▶ TASK BRIEF: Copy every line of the data exactly, leaving nothing out.
--------------------------------------------------
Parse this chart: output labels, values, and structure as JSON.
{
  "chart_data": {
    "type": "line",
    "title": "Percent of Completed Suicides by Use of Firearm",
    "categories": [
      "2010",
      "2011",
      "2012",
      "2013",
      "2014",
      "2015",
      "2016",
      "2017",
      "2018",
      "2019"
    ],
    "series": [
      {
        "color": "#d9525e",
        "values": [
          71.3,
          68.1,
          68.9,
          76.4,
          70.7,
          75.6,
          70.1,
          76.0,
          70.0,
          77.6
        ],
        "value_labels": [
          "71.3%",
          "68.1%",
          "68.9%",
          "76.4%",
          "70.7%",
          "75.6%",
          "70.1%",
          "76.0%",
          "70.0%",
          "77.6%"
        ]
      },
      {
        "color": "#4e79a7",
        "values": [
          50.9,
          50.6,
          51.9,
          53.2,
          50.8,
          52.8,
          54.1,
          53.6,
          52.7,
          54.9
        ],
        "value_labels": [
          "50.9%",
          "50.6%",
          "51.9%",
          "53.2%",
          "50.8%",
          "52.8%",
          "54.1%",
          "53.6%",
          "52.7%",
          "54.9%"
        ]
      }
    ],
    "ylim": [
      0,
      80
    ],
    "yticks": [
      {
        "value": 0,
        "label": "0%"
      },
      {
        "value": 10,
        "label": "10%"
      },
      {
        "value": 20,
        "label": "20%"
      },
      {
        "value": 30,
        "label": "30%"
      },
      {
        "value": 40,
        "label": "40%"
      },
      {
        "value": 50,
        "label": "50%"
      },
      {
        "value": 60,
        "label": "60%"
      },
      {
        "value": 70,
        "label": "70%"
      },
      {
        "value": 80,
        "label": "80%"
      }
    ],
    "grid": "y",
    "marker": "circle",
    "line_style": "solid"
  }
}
--------------------------------------------------
▶ ANSWER TO THE PROBLEM:
Parse this chart: output labels, values, and structure as JSON.
{
  "chart_data": {
    "type": "line",
    "title": "Percent of Completed Suicides by Use of Firearm",
    "categories": [
      "2010",
      "2011",
      "2012",
      "2013",
      "2014",
      "2015",
      "2016",
      "2017",
      "2018",
      "2019"
    ],
    "series": [
      {
        "color": "#d9525e",
        "values": [
          71.3,
          68.1,
          68.9,
          76.4,
          70.7,
          75.6,
          70.1,
          76.0,
          70.0,
          77.6
        ],
        "value_labels": [
          "71.3%",
          "68.1%",
          "68.9%",
          "76.4%",
          "70.7%",
          "75.6%",
          "70.1%",
          "76.0%",
          "70.0%",
          "77.6%"
        ]
      },
      {
        "color": "#4e79a7",
        "values": [
          50.9,
          50.6,
          51.9,
          53.2,
          50.8,
          52.8,
          54.1,
          53.6,
          52.7,
          54.9
        ],
        "value_labels": [
          "50.9%",
          "50.6%",
          "51.9%",
          "53.2%",
          "50.8%",
          "52.8%",
          "54.1%",
          "53.6%",
          "52.7%",
          "54.9%"
        ]
      }
    ],
    "ylim": [
      0,
      80
    ],
    "yticks": [
      {
        "value": 0,
        "label": "0%"
      },
      {
        "value": 10,
        "label": "10%"
      },
      {
        "value": 20,
        "label": "20%"
      },
      {
        "value": 30,
        "label": "30%"
      },
      {
        "value": 40,
        "label": "40%"
      },
      {
        "value": 50,
        "label": "50%"
      },
      {
        "value": 60,
        "label": "60%"
      },
      {
        "value": 70,
        "label": "70%"
      },
      {
        "value": 80,
        "label": "80%"
      }
    ],
    "grid": "y",
    "marker": "circle",
    "line_style": "solid"
  }
}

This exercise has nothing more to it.